=== Supplied data ===

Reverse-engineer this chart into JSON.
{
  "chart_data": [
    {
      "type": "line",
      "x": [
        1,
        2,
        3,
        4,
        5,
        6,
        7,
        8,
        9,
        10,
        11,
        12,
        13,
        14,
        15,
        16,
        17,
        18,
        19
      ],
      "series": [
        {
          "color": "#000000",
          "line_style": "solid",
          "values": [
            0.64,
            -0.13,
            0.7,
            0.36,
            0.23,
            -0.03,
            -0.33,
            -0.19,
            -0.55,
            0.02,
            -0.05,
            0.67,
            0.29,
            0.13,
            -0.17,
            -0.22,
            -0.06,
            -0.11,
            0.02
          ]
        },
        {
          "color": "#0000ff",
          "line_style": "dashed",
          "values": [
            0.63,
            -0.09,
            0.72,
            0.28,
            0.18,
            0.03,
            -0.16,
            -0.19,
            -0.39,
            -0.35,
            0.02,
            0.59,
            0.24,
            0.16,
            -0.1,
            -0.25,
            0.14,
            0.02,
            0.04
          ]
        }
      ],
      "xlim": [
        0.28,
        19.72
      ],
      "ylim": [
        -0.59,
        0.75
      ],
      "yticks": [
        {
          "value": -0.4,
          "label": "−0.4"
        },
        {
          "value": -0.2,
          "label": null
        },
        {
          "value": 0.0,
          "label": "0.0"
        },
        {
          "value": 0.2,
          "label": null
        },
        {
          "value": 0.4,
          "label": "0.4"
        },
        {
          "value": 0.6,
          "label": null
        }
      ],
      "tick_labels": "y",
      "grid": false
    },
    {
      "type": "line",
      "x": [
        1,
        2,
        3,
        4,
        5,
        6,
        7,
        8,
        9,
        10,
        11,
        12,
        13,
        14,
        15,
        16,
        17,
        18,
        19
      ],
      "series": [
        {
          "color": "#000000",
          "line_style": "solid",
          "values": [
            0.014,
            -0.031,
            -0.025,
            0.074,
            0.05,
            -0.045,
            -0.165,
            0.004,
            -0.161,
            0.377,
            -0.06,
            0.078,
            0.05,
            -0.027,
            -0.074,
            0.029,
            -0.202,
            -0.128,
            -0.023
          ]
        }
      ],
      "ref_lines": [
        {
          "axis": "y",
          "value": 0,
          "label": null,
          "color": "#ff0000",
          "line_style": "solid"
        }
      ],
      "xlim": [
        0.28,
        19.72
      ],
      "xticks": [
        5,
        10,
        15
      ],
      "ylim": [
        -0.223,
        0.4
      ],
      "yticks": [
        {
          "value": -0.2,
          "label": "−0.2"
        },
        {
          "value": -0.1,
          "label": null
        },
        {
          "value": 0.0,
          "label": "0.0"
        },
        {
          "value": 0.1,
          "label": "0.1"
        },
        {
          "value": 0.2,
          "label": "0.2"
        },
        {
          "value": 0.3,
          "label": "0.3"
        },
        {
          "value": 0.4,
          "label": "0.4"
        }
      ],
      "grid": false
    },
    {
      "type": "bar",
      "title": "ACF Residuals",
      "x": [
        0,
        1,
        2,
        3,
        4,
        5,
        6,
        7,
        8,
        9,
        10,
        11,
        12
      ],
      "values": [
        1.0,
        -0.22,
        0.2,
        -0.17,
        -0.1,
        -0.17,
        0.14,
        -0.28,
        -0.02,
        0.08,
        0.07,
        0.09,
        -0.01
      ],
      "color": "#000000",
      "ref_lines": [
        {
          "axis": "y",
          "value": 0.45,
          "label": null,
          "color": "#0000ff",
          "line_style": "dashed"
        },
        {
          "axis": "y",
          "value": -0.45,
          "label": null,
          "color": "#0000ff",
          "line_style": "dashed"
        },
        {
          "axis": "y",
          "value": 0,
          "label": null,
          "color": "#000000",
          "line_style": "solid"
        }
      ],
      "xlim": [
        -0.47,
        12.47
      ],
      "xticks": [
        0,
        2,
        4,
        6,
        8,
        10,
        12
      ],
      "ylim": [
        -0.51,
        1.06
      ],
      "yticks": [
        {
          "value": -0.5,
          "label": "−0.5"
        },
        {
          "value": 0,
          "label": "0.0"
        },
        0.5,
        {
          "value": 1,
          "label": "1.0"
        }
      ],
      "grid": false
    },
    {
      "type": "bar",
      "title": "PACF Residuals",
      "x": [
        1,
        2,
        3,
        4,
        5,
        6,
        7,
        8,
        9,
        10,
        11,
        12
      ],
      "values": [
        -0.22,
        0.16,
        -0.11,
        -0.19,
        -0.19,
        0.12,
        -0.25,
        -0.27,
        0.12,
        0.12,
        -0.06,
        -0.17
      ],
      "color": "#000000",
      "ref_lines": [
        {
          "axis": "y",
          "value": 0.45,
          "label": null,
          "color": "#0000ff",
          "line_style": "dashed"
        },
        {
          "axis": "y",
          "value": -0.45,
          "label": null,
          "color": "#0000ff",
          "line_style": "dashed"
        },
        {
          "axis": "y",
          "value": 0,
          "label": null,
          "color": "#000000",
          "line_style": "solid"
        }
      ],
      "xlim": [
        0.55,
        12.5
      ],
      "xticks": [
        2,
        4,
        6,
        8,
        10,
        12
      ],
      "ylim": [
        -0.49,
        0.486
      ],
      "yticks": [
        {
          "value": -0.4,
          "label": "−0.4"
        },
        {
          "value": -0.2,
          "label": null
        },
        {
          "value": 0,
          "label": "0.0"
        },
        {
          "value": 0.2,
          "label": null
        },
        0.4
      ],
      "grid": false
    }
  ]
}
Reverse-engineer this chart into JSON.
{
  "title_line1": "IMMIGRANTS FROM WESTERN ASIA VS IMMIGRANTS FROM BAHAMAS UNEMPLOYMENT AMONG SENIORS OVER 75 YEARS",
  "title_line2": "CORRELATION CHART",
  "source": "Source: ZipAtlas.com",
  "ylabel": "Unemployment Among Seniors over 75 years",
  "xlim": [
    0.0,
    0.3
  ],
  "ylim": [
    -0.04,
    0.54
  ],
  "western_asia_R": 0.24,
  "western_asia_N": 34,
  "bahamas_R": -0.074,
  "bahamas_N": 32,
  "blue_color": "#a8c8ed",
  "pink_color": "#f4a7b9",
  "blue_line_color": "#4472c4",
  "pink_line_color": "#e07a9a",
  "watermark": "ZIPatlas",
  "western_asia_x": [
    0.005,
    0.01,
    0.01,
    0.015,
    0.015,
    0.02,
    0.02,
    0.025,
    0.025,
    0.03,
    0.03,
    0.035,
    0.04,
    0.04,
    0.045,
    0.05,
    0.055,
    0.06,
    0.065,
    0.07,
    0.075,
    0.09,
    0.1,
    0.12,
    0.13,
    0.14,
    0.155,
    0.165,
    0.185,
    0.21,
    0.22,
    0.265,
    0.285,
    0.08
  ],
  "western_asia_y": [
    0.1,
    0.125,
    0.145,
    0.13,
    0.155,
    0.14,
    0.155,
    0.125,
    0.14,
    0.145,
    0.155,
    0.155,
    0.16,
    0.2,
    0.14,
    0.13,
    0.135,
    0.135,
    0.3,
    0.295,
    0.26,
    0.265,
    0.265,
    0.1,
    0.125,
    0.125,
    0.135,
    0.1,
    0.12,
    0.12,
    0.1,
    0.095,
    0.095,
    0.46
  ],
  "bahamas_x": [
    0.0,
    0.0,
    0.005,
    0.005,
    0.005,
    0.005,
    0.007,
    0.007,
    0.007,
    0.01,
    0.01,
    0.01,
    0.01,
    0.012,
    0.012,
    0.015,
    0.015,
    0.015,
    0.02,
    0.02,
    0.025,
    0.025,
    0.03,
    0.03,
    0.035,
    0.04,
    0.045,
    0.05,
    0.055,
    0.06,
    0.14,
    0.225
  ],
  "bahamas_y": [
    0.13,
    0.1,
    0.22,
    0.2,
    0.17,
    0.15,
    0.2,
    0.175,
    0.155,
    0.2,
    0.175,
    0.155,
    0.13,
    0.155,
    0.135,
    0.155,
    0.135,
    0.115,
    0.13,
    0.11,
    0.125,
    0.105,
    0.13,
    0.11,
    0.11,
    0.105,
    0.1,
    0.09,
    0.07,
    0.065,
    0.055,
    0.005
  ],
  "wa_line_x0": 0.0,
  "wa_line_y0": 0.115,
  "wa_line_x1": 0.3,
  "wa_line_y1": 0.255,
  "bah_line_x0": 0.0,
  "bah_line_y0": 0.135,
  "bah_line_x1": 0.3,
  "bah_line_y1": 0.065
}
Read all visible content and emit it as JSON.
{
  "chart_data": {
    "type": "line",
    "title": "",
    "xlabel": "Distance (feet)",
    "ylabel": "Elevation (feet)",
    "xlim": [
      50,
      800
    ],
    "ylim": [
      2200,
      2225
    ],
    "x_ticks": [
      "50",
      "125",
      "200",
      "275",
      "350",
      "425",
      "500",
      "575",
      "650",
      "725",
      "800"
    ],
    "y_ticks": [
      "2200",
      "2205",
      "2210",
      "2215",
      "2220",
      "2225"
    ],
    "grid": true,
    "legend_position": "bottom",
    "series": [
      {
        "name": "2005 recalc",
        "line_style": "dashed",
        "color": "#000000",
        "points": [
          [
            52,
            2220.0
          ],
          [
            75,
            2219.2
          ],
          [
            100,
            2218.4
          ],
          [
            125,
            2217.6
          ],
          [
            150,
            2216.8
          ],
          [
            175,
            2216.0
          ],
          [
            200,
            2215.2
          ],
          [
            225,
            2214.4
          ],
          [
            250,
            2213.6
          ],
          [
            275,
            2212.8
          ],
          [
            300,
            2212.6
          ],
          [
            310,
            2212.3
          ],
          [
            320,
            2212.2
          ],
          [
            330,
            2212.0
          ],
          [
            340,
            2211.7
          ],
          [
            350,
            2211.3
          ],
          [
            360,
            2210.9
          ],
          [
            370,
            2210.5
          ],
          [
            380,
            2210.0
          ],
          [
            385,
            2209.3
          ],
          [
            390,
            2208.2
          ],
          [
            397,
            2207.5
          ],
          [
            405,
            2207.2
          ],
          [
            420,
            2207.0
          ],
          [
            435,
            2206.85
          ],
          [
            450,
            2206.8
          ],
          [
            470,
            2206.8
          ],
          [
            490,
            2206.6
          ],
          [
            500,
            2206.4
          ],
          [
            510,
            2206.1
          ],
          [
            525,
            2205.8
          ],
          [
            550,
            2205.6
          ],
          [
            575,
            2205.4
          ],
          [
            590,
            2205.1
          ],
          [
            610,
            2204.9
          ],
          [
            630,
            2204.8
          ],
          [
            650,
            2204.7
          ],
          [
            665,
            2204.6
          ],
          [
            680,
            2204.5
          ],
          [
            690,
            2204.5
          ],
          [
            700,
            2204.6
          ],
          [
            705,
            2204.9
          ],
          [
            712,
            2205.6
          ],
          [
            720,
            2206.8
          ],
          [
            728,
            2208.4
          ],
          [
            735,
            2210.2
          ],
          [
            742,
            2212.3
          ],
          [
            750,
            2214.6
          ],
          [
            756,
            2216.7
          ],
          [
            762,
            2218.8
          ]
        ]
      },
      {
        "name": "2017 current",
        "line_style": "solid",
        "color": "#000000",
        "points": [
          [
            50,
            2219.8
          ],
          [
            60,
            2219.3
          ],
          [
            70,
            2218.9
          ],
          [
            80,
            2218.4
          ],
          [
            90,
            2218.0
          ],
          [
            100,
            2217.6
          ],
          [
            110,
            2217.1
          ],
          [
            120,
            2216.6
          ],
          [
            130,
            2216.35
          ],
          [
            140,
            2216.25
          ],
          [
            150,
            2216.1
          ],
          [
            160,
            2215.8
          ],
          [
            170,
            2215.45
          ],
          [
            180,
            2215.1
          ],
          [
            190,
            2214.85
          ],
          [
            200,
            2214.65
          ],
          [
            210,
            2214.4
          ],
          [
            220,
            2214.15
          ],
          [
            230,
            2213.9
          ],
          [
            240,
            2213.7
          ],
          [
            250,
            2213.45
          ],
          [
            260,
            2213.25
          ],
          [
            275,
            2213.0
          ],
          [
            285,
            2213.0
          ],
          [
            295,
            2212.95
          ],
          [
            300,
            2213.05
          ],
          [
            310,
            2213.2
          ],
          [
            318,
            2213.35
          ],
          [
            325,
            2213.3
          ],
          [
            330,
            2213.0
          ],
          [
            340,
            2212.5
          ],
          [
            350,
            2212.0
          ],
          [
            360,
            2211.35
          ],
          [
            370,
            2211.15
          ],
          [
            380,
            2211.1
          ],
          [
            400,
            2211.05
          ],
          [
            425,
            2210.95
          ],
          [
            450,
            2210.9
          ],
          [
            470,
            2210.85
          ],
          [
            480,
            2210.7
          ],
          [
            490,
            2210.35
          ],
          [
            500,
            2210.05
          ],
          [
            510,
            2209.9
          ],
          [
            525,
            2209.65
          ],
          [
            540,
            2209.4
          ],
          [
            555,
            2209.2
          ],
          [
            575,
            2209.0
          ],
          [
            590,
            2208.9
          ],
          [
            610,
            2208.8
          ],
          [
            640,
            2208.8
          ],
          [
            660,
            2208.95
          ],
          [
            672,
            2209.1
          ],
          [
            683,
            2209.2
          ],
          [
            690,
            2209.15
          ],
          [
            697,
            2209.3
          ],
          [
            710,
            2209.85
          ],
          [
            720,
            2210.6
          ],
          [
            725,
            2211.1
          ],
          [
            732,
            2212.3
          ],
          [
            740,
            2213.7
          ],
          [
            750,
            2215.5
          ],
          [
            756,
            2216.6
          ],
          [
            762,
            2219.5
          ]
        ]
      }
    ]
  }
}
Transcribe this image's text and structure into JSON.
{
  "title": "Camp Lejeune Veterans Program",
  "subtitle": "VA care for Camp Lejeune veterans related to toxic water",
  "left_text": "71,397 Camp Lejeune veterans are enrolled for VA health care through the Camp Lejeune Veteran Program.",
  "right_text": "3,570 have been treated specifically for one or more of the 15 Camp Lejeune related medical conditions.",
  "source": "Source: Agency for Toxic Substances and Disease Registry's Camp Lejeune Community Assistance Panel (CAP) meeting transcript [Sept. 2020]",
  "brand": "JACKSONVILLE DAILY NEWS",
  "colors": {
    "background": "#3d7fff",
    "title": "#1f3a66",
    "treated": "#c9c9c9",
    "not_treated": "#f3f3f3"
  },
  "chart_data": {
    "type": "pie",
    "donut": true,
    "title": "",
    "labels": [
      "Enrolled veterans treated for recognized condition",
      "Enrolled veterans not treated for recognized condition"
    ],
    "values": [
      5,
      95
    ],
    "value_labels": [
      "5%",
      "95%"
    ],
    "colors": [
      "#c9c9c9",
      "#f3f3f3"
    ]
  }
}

===

### Written exercise
State the number of lines in these entries that include the string "Residuals". Provide nothing beyond that number.

### Complete response
2